Goal ▸
Count the lines that include the string "医疗卫生支出", and give only that number.

Dataset items:
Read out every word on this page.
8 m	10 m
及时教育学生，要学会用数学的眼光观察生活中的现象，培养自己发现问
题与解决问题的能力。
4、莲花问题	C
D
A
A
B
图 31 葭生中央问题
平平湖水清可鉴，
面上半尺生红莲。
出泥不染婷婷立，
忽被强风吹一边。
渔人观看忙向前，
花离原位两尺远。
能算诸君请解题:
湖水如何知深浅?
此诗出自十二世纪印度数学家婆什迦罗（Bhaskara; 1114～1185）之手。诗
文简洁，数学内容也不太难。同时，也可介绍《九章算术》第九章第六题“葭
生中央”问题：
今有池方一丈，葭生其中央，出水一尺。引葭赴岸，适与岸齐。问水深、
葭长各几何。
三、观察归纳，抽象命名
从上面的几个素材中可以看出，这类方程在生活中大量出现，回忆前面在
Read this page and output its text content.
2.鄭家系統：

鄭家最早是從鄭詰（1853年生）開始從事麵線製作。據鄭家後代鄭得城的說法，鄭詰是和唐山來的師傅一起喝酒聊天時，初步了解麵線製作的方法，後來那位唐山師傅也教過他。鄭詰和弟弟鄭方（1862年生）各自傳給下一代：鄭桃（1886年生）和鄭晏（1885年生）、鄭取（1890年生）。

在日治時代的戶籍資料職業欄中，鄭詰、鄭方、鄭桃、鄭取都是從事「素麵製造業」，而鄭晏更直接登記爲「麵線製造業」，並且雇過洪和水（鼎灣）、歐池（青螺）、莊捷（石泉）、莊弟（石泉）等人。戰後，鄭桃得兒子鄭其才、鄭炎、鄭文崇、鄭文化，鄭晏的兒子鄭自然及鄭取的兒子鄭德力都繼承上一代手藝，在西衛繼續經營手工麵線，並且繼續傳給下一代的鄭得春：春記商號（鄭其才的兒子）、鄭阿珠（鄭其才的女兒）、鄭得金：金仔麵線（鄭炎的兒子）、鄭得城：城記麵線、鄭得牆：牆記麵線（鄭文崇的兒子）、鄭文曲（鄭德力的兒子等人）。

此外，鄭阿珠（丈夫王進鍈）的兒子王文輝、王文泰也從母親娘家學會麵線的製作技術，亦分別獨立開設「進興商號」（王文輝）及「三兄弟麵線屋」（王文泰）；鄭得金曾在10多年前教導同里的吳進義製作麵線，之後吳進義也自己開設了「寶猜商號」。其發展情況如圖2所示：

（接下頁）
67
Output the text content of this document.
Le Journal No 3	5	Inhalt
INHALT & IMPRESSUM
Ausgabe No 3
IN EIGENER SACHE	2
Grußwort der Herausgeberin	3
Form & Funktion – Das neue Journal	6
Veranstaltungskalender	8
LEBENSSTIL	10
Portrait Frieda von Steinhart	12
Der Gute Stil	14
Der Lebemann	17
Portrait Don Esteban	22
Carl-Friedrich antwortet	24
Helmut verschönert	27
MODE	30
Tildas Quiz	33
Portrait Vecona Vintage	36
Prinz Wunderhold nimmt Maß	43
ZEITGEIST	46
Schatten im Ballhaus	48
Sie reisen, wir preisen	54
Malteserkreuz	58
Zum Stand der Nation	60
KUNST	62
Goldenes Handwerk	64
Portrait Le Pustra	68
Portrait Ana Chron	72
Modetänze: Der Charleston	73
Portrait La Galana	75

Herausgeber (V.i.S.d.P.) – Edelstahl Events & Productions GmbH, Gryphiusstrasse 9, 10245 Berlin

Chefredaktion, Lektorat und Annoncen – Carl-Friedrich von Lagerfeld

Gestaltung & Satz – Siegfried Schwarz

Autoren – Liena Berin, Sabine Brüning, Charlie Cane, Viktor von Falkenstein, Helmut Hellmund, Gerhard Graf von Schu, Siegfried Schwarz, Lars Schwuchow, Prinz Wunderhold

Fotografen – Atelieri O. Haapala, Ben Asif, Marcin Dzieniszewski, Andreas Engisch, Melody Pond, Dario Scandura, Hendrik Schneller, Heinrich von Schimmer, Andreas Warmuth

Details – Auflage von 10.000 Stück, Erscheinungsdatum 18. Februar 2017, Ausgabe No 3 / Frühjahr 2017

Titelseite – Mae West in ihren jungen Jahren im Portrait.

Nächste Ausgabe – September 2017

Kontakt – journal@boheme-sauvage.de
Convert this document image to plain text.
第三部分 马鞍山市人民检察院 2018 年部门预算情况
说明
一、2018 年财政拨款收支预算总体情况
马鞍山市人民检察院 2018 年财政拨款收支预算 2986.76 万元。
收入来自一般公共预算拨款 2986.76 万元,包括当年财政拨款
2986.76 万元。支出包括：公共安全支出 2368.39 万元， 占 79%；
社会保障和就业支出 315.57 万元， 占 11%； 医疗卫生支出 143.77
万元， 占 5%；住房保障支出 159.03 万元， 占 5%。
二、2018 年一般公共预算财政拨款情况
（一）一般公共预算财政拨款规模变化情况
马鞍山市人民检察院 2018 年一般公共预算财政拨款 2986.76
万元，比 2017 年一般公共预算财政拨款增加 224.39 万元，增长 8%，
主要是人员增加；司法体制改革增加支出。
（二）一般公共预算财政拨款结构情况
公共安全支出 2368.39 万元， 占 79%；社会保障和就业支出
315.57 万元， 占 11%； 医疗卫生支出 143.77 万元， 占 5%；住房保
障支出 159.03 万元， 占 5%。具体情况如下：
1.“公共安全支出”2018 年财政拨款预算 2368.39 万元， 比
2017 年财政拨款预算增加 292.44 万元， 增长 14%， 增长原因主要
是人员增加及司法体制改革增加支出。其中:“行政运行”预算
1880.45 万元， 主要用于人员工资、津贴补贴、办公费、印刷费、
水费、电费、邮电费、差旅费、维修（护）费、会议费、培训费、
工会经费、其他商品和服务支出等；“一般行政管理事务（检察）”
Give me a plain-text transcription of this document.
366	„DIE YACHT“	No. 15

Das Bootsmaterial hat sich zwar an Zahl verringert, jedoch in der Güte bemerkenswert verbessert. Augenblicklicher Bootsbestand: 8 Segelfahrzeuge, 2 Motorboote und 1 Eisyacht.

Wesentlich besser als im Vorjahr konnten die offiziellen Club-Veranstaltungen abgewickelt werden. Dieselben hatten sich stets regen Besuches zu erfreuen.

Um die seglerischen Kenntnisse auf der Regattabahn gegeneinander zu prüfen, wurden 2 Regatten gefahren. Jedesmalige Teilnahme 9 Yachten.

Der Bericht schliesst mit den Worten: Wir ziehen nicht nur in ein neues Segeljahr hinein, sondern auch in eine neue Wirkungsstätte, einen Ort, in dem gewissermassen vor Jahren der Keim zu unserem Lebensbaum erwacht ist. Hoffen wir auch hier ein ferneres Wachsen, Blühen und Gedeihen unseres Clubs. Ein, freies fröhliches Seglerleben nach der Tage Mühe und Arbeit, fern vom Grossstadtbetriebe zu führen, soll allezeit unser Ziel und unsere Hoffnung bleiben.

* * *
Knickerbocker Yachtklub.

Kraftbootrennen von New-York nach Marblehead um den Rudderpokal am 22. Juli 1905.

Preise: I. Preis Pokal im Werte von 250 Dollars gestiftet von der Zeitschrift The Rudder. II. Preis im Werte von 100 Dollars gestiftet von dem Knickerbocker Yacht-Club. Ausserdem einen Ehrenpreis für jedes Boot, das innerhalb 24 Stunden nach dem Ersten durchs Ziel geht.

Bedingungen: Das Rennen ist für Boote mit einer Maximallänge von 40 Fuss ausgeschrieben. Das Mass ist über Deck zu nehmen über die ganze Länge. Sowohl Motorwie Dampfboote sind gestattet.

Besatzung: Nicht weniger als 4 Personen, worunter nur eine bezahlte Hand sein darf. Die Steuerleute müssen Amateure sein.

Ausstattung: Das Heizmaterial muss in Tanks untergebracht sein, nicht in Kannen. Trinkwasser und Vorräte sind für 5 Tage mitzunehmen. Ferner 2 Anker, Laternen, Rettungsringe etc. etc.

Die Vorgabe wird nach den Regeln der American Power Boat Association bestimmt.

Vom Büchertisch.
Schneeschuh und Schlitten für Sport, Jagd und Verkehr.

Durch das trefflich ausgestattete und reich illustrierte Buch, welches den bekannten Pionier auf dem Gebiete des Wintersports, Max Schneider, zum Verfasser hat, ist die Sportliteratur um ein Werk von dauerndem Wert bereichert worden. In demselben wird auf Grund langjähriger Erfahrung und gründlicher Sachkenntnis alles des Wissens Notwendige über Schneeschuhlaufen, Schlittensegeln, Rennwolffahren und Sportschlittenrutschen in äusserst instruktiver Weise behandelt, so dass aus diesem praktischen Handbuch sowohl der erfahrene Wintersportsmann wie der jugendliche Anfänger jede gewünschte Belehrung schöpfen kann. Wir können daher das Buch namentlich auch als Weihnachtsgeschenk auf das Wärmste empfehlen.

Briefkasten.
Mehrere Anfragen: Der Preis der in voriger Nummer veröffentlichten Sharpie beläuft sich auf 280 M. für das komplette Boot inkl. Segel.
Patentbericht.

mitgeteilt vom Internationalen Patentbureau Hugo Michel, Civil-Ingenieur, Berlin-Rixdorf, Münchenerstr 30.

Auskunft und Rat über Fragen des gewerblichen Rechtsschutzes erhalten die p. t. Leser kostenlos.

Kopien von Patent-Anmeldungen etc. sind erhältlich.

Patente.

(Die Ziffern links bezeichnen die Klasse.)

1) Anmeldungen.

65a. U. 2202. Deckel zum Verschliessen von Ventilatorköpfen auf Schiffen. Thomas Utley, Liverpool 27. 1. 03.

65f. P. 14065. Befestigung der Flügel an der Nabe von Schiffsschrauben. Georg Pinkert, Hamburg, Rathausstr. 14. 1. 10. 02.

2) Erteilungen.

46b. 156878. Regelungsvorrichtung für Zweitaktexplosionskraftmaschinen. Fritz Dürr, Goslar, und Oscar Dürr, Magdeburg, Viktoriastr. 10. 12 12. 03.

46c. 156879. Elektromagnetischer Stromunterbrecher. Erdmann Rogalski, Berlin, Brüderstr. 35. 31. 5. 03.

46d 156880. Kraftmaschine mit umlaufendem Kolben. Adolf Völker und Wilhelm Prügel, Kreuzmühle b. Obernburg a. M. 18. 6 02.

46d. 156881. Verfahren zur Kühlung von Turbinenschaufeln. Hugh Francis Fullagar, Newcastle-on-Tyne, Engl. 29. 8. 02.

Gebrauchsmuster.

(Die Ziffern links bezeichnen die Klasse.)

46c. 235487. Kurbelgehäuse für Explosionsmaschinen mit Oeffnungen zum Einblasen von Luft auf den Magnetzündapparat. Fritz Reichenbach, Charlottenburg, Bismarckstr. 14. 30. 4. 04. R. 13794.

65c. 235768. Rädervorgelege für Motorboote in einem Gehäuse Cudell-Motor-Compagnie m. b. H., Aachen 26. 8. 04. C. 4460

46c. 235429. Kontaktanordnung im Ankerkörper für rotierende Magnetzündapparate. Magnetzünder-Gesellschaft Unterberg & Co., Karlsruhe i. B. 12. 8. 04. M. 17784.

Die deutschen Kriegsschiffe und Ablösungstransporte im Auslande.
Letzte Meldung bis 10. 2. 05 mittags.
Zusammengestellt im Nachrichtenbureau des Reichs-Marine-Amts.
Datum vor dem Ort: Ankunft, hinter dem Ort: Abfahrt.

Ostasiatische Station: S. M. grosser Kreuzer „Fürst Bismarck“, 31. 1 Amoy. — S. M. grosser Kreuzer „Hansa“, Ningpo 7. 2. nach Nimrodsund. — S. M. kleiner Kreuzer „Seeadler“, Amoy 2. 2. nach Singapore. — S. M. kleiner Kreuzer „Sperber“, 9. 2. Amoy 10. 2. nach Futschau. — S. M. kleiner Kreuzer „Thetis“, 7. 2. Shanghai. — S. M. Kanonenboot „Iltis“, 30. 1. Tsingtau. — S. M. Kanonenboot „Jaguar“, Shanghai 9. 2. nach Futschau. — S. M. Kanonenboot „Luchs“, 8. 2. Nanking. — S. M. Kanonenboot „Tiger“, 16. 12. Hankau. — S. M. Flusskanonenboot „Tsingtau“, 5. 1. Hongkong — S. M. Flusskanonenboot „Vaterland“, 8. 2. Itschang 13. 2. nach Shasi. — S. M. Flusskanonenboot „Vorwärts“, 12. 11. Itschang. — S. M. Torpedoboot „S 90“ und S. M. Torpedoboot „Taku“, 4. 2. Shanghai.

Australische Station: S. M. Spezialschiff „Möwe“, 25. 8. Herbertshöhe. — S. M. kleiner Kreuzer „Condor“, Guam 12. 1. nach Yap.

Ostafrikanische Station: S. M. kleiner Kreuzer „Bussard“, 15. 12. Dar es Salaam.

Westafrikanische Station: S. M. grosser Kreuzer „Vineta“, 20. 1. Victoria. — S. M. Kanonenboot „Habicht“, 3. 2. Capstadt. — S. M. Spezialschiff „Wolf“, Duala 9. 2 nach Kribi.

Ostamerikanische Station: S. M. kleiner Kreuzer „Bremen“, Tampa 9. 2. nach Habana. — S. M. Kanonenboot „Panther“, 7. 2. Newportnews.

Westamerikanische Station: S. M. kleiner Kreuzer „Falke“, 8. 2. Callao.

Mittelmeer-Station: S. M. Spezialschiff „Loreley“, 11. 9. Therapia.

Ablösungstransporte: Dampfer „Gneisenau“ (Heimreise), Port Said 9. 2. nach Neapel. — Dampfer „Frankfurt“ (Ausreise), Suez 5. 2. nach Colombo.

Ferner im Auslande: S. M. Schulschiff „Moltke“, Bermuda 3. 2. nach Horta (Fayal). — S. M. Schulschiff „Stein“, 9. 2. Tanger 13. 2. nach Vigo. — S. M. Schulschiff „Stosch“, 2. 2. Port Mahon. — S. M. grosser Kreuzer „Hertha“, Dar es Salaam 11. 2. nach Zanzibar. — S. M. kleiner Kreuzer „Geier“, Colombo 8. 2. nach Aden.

Answer below ▸
2